Return verbatim the run of lines that opens with the line holding "Extract all readable text from this page." and closes with the last line of the records.

A run of records
□ □ □ □ □ □ □
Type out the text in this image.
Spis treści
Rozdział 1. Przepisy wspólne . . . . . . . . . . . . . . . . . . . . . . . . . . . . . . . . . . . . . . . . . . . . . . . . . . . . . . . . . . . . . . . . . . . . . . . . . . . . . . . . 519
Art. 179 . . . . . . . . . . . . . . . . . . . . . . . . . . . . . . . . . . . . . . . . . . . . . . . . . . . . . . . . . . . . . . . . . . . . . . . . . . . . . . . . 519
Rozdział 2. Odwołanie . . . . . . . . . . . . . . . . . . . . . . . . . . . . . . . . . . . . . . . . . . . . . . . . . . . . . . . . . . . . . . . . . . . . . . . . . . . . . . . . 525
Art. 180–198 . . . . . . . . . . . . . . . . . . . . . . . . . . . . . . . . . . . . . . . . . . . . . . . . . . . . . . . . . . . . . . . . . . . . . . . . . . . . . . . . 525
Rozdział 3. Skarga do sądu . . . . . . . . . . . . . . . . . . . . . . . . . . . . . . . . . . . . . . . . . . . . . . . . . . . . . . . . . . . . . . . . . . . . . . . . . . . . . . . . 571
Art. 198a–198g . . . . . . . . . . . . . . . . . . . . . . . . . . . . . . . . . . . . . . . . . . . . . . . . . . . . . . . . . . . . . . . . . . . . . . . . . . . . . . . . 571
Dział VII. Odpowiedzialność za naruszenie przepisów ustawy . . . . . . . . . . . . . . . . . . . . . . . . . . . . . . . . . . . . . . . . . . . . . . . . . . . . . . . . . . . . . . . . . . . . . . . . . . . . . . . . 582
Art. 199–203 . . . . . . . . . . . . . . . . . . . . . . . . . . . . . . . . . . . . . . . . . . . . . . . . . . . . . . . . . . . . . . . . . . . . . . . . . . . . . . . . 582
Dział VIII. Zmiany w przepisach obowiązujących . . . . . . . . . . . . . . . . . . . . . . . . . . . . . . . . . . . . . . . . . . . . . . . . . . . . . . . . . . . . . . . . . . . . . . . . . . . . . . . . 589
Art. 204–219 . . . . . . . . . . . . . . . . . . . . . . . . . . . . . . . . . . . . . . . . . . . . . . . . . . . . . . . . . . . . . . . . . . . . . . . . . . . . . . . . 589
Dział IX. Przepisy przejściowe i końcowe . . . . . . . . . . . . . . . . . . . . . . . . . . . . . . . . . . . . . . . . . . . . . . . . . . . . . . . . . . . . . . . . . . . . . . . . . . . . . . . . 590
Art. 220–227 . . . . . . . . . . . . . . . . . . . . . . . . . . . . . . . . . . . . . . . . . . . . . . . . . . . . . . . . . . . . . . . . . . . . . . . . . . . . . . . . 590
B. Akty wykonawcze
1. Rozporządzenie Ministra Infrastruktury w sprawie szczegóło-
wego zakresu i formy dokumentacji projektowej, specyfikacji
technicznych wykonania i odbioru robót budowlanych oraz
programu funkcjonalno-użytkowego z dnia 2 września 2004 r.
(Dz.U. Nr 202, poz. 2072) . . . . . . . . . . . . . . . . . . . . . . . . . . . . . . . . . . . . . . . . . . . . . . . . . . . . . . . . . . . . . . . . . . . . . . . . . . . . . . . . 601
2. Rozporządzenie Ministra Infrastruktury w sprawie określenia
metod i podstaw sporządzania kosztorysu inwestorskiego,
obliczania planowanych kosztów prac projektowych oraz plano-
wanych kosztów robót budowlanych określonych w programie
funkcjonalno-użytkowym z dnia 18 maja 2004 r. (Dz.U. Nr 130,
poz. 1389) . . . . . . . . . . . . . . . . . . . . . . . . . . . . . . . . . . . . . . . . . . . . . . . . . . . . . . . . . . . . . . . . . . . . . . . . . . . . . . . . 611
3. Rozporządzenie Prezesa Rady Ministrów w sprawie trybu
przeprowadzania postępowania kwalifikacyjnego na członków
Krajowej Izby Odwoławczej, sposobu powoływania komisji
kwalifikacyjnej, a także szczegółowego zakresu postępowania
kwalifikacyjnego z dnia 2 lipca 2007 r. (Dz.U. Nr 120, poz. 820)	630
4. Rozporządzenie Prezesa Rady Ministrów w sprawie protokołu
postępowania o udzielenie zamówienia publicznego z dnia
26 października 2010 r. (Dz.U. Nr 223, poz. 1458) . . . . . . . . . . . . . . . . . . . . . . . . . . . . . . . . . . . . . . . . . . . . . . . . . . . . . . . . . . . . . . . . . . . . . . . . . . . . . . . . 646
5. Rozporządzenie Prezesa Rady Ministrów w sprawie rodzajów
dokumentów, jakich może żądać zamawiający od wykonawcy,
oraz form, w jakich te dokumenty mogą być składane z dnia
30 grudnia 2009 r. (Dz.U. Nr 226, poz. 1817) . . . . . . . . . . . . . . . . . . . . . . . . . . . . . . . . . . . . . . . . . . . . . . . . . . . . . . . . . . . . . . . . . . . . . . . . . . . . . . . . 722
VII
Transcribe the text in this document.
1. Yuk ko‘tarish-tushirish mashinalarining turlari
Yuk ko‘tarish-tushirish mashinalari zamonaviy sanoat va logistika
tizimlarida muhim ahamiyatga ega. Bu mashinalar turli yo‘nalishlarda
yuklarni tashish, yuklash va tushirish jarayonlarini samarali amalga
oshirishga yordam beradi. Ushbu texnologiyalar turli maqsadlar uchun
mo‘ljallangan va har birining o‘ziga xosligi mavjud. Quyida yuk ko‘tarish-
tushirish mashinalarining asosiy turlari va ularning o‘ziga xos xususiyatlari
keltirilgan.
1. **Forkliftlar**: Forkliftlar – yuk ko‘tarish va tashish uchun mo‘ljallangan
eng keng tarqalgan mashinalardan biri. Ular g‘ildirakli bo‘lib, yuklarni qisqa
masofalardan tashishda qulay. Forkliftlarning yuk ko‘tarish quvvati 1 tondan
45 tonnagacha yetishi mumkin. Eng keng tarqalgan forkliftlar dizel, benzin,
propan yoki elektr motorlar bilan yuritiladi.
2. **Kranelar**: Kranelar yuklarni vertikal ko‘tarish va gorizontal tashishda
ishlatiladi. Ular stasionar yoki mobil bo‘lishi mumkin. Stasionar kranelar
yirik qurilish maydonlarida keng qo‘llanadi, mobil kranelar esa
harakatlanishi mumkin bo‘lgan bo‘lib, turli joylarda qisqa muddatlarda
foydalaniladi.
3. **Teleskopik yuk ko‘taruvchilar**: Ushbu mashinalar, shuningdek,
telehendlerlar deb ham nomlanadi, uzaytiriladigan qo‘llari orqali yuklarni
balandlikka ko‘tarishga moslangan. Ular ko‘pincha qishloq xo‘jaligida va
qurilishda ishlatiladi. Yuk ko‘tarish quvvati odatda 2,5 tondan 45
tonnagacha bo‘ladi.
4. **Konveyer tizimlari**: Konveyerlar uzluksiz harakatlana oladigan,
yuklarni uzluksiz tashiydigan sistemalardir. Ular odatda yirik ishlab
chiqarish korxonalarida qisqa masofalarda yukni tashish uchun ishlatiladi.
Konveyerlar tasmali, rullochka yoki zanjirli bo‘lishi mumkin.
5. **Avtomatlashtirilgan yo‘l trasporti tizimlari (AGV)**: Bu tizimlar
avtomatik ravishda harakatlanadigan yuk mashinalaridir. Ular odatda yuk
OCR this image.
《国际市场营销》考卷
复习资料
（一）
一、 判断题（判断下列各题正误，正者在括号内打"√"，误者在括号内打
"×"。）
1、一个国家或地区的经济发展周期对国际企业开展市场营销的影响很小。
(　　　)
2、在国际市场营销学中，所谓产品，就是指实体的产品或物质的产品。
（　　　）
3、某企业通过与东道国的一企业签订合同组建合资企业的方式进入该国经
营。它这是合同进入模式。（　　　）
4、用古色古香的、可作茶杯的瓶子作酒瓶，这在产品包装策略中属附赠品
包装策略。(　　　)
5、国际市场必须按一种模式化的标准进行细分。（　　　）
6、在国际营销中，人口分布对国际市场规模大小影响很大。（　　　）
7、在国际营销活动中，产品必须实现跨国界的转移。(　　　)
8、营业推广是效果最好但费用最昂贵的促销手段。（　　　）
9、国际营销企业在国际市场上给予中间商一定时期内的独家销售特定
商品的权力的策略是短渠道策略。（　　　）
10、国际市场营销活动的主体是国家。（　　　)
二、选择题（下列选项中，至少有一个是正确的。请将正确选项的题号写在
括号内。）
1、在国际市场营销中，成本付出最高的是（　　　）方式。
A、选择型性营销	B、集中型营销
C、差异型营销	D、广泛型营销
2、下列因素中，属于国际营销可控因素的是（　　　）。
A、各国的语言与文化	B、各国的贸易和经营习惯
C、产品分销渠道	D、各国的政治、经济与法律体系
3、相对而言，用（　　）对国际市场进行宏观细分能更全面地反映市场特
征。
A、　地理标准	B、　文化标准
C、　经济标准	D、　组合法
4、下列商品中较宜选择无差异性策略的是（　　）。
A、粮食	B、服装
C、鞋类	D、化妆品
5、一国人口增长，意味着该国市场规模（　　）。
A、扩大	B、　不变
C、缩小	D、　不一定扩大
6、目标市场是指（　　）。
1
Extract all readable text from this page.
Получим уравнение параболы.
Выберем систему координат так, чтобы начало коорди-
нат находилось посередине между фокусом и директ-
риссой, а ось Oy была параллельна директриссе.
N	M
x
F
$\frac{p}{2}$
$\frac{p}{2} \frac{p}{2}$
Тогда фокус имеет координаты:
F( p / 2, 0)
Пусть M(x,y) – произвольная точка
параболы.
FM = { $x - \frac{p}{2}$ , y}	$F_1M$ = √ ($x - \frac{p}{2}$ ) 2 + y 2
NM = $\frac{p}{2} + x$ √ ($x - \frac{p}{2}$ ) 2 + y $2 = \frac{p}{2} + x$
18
□ □ □ □ □ □ □
§ **Exercise answer**
Extract all readable text from this page.
Получим уравнение параболы.
Выберем систему координат так, чтобы начало коорди-
нат находилось посередине между фокусом и директ-
риссой, а ось Oy была параллельна директриссе.
N	M
x
F
$\frac{p}{2}$
$\frac{p}{2} \frac{p}{2}$
Тогда фокус имеет координаты:
F( p / 2, 0)
Пусть M(x,y) – произвольная точка
параболы.
FM = { $x - \frac{p}{2}$ , y}	$F_1M$ = √ ($x - \frac{p}{2}$ ) 2 + y 2
NM = $\frac{p}{2} + x$ √ ($x - \frac{p}{2}$ ) 2 + y $2 = \frac{p}{2} + x$
18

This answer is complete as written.